— Begin —

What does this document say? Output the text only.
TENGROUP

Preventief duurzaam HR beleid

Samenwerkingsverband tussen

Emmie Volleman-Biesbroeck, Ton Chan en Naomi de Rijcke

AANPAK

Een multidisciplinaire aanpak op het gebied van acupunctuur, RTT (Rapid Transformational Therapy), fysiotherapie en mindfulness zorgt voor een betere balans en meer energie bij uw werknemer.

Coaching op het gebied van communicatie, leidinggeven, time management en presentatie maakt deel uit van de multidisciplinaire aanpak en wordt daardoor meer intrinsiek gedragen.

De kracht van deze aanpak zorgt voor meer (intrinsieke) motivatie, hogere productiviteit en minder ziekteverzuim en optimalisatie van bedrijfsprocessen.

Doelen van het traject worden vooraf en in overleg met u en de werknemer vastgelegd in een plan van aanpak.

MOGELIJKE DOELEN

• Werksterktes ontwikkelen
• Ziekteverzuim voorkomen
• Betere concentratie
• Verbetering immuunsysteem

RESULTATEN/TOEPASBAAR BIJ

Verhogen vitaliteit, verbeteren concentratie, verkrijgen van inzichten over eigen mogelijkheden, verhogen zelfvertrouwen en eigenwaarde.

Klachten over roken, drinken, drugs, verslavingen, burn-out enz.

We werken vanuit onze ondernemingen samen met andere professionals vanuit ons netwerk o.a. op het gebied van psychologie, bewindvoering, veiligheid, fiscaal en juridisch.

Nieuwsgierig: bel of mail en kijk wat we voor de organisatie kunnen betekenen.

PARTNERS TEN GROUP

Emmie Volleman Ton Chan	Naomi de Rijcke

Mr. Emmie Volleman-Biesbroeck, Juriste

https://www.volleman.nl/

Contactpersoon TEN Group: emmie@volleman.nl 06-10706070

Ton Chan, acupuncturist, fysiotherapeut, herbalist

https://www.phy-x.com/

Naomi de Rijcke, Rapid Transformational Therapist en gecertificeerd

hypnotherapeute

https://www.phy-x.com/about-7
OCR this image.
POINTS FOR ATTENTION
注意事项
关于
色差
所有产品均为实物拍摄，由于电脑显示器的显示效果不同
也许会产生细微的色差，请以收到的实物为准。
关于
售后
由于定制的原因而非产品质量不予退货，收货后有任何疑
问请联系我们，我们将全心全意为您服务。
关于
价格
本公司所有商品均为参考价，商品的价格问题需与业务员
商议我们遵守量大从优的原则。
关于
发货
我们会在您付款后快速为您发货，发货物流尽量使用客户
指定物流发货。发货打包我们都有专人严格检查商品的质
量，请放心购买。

— End —

◆ Problem to solve
Copy exactly the line containing "OCR this image." and every line after it, ending with the last line of the records above.

◆ Expected answer
OCR this image.
POINTS FOR ATTENTION
注意事项
关于
色差
所有产品均为实物拍摄，由于电脑显示器的显示效果不同
也许会产生细微的色差，请以收到的实物为准。
关于
售后
由于定制的原因而非产品质量不予退货，收货后有任何疑
问请联系我们，我们将全心全意为您服务。
关于
价格
本公司所有商品均为参考价，商品的价格问题需与业务员
商议我们遵守量大从优的原则。
关于
发货
我们会在您付款后快速为您发货，发货物流尽量使用客户
指定物流发货。发货打包我们都有专人严格检查商品的质
量，请放心购买。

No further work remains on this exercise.